**Page extract**:

<<<<

If your bunion is red, start massaging it. The red inflamed tissue adds to the discomfort and fragileness in shoes. Use circular motion to try to get rid of unwanted inflammation with soft tissue swelling. Gradually push harder during the massage. Massage for 5 minutes several times a day for 2 weeks longer than you think you need. What do you massage with? Ice cube is used if the bunion is sore. Technique of ice massage will be the topic of another post. If not sore, use massage oil, or any hydrating, lubricating, lotion or cream. It is the massage that moves out the bad stuff.

Padding with 1/4" adhesive felt just proximal to the bunion (called proximal padding) instantly takes pressure off of the bunion and allows you to wear many shoes that would normally irritate. The padding can be purchased in many locations including item #09229. You normally cut out a 1 inch square and place not over the bunion, but just behind towards the arch, but as close to the bunion as possible. Best to place it on your foot directly. You can experiment with size and shapes so it does something without showing. You should never place under the foot or on the big toe itself—that will make the bunion worse. Sometimes, you may want to put on top of the 1st metatarsal and the side as just described. Each pad can be used multiple times, so 1 roll can last almost a lifetime or be shared with other bunion sufferers you know or see in the gym.

>>>>

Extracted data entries
<<<<

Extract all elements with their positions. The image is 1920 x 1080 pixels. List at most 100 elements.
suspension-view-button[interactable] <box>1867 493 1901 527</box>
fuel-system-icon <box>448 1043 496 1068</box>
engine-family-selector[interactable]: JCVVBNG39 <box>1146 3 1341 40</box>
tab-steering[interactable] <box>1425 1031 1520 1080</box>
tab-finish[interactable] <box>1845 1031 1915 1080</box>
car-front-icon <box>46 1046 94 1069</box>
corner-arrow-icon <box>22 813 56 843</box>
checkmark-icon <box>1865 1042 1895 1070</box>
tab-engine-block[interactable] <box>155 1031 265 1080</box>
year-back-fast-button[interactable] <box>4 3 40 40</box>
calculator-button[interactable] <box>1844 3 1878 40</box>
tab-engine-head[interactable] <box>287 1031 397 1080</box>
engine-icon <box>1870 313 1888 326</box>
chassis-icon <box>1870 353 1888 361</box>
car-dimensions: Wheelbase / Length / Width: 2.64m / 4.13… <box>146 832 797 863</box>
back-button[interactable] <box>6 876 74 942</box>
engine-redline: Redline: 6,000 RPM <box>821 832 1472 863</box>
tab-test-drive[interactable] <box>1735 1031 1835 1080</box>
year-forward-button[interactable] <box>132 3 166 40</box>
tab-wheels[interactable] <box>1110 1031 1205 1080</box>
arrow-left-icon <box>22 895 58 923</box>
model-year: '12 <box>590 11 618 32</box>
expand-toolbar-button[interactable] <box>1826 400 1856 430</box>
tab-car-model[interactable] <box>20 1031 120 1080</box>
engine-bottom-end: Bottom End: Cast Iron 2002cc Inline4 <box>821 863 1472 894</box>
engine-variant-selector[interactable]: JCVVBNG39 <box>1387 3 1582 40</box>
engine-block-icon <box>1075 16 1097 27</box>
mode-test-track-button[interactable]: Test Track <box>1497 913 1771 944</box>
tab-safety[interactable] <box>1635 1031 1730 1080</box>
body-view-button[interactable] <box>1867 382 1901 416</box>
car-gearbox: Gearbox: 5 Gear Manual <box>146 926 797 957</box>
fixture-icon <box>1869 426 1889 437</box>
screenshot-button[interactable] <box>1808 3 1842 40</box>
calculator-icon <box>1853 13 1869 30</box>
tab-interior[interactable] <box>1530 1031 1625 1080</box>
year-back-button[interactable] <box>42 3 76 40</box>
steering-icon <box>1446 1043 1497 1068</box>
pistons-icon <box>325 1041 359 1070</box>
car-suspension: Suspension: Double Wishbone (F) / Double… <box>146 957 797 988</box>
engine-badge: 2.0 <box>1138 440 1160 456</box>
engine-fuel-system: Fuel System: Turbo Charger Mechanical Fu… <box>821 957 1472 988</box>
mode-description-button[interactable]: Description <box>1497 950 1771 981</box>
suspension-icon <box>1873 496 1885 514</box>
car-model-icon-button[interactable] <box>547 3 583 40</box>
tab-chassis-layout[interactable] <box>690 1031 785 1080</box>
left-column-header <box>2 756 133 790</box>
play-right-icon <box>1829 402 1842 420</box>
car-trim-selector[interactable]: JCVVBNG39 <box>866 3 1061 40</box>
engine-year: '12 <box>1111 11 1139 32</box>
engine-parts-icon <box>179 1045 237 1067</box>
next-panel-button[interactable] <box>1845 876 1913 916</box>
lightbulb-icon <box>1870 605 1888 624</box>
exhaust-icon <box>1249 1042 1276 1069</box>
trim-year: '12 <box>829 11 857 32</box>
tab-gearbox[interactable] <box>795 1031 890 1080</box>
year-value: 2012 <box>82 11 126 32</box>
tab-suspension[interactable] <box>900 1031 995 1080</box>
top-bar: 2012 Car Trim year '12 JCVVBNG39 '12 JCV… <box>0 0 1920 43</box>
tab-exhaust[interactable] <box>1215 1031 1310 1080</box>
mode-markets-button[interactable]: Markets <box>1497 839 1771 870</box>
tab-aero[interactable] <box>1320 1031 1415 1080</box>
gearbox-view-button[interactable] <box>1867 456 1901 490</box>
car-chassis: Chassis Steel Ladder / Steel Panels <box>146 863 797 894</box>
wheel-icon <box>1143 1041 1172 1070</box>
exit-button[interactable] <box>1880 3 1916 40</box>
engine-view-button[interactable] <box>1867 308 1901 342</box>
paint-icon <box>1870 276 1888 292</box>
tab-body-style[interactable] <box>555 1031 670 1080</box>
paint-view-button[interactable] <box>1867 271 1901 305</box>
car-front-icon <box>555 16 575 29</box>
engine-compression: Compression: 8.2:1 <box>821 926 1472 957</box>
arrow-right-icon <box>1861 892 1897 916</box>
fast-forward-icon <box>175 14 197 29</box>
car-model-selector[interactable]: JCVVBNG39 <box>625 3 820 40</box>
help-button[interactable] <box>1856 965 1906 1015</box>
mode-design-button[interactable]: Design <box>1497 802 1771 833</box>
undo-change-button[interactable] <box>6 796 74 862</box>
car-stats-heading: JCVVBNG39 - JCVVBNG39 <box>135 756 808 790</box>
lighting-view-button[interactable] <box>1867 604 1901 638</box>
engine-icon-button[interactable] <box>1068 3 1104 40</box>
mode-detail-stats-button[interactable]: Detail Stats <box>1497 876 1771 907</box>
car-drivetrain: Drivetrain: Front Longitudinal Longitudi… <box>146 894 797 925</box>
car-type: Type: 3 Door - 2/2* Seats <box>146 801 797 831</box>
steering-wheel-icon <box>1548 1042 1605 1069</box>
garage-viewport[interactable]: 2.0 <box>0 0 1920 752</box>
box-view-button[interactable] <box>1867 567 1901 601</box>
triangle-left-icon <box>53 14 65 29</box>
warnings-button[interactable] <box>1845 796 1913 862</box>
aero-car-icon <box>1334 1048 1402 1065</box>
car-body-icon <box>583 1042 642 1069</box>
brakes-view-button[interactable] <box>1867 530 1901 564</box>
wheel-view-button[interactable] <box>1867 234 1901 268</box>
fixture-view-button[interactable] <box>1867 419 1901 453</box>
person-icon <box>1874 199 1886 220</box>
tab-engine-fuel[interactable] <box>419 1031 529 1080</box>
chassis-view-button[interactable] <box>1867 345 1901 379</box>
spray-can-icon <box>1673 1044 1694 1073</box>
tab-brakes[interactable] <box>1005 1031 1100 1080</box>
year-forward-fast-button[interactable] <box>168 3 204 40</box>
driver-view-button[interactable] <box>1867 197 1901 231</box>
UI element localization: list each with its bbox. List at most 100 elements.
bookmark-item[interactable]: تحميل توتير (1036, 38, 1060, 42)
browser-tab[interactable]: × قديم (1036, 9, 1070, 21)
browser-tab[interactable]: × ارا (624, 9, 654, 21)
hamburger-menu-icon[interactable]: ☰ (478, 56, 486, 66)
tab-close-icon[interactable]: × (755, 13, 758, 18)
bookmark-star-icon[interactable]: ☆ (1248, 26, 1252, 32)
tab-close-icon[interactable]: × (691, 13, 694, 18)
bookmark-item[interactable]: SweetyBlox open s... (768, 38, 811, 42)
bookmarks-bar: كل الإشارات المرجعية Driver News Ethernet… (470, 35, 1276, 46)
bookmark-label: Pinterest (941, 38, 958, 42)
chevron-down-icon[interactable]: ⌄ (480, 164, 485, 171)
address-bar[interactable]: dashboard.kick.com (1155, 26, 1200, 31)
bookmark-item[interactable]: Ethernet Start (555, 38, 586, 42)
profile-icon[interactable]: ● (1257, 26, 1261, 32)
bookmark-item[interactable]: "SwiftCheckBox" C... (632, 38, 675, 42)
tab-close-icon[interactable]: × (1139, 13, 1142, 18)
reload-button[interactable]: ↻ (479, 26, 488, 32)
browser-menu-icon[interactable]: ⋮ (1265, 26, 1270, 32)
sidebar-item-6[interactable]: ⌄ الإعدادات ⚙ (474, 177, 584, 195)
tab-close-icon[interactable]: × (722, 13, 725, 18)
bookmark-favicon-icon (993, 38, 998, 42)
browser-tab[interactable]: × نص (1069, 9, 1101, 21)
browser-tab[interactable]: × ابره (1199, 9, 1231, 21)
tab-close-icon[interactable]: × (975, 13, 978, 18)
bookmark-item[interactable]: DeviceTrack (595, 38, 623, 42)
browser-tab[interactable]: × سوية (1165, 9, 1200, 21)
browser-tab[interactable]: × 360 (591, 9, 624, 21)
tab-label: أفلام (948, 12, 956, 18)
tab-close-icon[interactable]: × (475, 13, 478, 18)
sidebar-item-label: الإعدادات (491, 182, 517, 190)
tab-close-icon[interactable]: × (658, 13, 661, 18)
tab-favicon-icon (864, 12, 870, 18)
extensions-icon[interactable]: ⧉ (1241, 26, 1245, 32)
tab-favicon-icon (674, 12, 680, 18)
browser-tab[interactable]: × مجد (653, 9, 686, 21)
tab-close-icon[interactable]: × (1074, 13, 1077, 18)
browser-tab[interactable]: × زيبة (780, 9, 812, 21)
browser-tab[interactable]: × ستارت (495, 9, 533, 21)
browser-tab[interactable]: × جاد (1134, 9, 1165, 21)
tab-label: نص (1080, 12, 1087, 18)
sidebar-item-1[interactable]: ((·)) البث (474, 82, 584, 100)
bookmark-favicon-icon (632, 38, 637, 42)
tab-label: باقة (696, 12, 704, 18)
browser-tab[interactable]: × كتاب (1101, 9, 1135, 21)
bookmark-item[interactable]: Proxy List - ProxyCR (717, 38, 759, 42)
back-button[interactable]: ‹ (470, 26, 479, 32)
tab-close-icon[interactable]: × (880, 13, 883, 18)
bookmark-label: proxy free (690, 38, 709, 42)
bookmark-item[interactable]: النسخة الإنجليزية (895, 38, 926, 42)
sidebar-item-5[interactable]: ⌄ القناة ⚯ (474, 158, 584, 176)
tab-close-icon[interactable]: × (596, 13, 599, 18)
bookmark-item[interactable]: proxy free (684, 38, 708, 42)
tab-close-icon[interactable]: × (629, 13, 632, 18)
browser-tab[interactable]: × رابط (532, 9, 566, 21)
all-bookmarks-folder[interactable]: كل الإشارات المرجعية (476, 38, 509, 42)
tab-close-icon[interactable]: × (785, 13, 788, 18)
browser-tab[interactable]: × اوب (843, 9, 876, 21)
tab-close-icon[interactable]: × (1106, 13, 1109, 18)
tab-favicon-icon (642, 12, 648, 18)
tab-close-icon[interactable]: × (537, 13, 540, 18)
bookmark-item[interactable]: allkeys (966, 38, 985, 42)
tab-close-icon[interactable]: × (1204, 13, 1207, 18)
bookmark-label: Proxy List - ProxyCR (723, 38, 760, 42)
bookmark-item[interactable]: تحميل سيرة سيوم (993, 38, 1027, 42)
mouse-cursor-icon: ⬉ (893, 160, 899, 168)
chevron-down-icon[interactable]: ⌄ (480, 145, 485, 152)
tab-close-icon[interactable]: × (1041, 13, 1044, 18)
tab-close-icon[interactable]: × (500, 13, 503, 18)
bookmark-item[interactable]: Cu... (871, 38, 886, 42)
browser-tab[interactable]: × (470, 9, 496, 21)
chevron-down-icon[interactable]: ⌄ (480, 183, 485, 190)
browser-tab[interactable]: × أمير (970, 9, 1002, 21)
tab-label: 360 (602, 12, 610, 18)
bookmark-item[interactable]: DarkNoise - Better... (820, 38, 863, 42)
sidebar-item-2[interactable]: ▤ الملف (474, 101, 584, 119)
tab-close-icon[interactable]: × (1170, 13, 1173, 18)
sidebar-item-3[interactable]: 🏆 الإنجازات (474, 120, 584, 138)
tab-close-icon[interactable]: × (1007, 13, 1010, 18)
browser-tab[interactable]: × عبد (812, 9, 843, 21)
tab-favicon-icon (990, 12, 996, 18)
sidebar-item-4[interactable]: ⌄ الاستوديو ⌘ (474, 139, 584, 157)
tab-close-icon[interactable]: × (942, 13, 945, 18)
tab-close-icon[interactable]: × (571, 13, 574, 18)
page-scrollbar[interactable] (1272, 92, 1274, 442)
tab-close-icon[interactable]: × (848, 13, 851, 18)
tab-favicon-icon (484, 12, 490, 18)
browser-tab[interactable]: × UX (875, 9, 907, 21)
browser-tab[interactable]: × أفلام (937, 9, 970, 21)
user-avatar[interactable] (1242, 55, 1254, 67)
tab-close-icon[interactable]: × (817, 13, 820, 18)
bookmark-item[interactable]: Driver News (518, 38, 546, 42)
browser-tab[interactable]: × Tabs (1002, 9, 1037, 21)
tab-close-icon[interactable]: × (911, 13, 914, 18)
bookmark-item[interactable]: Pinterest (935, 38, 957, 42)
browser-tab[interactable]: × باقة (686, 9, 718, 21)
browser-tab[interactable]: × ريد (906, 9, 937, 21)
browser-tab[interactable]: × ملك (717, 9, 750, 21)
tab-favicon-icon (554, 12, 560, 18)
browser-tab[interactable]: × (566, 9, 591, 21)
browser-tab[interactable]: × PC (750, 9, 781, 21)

>>>>

According to the bunion care text, what should be used to massage a bunion that is sore? The rows have nothing to do with this.

**Answer to this problem**: An ice cube.